— Problem to work on —
List each line of the data that holds the string "here", please.

— Data items —
════════

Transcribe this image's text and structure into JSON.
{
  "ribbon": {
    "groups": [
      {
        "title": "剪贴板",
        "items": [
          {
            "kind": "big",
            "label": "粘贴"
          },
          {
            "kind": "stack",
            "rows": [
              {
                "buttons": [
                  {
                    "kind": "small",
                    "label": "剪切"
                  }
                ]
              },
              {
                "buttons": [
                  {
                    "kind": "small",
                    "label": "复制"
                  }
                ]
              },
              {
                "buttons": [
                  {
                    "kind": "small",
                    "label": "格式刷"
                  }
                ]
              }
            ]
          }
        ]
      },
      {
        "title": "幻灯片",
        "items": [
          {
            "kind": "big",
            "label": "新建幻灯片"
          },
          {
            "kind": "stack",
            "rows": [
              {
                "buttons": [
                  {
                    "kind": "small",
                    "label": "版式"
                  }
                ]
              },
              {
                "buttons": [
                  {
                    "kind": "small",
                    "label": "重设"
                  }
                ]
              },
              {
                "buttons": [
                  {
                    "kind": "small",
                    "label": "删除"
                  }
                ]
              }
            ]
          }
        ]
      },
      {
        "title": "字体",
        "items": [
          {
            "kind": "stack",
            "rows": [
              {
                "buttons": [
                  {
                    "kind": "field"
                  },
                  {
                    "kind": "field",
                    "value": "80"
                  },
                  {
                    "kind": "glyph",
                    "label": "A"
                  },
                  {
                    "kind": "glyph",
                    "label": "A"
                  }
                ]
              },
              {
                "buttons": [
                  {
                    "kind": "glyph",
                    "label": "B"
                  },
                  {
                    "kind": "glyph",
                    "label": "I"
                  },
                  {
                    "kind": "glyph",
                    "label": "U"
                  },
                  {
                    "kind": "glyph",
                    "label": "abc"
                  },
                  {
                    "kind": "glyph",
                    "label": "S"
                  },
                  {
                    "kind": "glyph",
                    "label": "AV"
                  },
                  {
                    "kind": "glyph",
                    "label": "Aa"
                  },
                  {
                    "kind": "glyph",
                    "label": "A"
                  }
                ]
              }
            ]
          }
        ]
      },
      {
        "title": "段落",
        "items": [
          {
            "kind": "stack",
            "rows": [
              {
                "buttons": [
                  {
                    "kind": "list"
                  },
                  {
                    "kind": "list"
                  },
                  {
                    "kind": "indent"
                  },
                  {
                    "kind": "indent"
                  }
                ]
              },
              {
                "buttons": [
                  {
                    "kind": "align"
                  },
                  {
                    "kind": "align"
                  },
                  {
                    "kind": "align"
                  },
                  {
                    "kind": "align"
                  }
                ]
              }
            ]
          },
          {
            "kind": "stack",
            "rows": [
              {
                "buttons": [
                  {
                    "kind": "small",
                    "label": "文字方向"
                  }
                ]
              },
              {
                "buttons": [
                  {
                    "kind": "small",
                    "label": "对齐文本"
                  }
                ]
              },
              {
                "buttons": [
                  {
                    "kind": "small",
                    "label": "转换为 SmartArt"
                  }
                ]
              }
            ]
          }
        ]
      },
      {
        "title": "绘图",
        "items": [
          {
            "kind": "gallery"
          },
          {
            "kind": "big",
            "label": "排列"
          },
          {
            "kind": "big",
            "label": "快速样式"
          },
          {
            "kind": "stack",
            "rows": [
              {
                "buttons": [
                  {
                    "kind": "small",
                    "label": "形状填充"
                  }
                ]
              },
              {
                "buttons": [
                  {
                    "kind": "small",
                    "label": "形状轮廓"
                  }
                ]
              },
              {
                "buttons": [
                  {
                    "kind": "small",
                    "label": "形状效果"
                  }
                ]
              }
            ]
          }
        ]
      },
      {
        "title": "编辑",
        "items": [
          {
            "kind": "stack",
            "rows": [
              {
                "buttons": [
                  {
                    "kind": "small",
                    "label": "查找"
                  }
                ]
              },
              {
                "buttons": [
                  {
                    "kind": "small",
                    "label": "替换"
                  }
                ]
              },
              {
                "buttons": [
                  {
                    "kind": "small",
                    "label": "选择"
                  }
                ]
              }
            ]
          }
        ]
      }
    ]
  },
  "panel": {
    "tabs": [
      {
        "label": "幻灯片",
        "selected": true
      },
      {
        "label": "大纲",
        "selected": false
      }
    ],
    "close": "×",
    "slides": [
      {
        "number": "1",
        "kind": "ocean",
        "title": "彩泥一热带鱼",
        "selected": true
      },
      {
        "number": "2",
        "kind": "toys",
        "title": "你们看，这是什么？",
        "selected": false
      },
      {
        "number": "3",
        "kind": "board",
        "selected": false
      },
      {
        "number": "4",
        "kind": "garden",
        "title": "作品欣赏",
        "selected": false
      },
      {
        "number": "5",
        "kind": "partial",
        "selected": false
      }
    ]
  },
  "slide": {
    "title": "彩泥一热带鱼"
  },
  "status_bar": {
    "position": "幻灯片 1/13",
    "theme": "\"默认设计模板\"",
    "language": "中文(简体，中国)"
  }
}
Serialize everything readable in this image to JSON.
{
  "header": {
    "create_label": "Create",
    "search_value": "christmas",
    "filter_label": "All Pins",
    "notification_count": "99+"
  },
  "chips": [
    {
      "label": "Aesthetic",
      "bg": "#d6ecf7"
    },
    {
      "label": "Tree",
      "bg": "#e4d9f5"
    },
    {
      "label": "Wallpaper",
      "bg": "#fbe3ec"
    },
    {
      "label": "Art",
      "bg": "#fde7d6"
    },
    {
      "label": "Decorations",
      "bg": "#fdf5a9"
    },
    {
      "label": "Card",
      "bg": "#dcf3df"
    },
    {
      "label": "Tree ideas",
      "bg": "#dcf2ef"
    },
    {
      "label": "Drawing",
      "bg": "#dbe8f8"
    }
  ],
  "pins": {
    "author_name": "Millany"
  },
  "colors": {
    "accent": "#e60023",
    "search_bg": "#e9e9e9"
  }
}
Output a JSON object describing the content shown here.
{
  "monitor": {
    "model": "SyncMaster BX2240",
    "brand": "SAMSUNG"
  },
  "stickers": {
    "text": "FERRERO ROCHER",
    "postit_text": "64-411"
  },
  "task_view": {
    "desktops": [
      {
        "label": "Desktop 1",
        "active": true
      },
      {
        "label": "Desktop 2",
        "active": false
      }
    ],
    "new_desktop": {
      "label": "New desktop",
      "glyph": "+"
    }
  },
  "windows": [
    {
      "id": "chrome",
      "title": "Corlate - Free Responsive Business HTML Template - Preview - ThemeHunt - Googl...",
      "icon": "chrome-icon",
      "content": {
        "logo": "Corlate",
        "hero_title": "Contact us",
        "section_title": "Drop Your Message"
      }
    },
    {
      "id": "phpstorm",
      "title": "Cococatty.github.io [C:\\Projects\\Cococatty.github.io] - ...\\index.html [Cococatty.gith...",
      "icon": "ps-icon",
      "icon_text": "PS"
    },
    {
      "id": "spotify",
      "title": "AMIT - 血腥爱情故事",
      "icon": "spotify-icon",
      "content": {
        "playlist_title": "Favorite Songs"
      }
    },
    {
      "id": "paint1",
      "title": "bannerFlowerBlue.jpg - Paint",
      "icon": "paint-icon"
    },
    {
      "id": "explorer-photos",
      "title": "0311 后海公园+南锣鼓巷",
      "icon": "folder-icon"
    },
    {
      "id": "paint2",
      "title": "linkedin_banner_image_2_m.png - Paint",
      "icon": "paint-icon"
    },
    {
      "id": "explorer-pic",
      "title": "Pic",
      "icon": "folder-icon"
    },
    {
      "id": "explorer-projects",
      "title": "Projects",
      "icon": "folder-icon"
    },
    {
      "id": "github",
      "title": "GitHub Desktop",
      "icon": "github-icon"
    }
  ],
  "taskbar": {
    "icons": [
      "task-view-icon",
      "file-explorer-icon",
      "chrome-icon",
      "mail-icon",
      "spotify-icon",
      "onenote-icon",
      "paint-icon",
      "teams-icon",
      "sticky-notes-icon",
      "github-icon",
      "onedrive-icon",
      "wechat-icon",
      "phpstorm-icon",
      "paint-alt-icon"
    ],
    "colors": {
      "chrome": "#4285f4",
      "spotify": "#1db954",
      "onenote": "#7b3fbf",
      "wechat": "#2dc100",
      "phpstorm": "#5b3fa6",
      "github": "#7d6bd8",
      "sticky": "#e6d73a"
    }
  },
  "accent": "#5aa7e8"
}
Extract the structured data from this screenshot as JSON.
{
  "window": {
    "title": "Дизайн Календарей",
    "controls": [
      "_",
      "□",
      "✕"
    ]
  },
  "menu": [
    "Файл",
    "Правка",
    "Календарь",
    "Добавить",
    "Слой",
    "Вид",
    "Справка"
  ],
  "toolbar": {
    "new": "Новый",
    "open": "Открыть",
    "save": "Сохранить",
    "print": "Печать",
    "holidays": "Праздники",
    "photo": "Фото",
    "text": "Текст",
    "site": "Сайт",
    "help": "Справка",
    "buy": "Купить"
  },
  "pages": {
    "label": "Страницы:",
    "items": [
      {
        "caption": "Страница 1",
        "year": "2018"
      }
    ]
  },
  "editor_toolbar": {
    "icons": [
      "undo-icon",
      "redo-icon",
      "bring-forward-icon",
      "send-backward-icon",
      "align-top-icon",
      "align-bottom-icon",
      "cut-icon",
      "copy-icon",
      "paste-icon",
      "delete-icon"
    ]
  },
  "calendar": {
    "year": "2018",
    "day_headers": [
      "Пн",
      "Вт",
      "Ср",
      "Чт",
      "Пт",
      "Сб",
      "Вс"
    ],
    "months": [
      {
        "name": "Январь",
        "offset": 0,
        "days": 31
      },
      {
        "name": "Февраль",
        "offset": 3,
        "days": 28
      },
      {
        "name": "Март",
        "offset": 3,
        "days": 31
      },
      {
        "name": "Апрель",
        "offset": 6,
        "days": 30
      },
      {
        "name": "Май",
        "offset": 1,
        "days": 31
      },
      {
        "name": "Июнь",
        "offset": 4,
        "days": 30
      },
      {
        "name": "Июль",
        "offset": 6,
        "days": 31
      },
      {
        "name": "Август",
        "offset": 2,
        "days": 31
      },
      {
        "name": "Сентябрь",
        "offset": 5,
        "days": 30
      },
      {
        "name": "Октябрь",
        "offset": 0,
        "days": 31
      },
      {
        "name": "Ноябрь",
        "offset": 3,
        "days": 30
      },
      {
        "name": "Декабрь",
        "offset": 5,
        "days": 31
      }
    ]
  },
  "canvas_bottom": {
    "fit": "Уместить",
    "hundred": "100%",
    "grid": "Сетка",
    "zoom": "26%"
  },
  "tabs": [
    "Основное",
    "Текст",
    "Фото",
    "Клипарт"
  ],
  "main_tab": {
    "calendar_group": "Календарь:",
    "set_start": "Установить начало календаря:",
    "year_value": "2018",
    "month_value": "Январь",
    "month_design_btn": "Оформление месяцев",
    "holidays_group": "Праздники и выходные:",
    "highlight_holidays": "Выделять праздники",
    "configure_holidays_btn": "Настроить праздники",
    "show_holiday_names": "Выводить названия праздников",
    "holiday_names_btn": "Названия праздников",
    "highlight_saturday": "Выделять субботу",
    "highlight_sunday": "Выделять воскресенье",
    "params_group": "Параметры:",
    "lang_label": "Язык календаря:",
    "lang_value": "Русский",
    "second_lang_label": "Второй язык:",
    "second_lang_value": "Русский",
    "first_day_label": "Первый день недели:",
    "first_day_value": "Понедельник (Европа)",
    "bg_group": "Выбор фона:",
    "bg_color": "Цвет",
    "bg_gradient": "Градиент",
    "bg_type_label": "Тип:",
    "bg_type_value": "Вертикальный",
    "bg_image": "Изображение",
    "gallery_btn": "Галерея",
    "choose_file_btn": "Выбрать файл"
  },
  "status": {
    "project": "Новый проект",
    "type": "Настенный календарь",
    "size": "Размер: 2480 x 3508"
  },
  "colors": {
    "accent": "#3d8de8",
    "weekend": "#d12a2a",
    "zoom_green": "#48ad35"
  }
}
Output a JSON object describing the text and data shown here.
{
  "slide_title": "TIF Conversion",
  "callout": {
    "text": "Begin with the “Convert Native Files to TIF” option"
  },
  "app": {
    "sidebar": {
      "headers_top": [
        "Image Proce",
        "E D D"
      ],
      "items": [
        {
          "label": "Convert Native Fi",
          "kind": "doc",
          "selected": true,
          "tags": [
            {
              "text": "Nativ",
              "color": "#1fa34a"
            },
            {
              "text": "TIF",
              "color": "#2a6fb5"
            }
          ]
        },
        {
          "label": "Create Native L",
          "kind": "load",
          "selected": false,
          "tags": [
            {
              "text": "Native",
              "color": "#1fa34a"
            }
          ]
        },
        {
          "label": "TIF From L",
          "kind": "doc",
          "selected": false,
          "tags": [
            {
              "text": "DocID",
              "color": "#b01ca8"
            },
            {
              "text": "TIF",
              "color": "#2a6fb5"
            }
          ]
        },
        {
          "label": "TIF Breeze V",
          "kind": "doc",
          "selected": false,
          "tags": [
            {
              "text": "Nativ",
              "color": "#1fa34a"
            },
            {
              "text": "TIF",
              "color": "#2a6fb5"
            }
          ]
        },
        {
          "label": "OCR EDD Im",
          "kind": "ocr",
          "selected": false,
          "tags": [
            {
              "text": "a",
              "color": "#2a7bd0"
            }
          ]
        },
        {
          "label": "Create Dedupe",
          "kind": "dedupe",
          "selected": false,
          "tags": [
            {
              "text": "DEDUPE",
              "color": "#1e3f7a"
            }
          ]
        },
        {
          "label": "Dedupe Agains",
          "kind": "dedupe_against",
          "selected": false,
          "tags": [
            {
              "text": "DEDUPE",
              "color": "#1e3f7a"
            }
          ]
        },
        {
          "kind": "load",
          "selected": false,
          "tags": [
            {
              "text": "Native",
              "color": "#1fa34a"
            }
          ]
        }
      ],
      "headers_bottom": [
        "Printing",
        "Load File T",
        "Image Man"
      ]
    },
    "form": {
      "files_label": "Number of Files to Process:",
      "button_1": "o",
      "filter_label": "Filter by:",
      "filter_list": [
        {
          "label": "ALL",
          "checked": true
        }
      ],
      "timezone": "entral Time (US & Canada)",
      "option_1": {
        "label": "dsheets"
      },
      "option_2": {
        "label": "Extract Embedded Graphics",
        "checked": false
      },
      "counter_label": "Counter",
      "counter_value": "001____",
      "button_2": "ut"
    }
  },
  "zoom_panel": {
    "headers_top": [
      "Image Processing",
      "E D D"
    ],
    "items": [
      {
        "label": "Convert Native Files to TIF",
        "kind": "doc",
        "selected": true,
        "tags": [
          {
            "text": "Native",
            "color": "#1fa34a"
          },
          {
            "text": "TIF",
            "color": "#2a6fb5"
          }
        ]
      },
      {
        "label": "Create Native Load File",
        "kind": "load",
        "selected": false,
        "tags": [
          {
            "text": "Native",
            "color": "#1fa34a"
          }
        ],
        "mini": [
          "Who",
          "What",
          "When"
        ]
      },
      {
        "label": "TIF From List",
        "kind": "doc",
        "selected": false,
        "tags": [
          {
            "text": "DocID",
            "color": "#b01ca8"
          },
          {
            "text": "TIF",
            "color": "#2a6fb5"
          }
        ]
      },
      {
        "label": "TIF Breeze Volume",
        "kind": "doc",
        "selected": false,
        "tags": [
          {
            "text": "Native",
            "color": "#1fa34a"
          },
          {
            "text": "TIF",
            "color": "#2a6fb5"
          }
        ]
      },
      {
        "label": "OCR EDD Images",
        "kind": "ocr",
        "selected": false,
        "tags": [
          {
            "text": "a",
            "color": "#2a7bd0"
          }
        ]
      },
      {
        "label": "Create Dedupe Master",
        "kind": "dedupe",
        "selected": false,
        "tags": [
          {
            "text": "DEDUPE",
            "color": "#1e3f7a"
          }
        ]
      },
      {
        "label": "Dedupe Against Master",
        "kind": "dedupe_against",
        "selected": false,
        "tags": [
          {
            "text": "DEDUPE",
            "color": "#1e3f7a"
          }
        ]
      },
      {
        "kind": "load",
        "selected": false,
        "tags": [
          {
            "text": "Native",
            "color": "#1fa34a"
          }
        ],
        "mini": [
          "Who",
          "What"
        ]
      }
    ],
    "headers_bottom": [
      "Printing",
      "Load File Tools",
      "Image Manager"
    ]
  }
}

════════

— The output —
Output a JSON object describing the content shown here.
Output a JSON object describing the text and data shown here.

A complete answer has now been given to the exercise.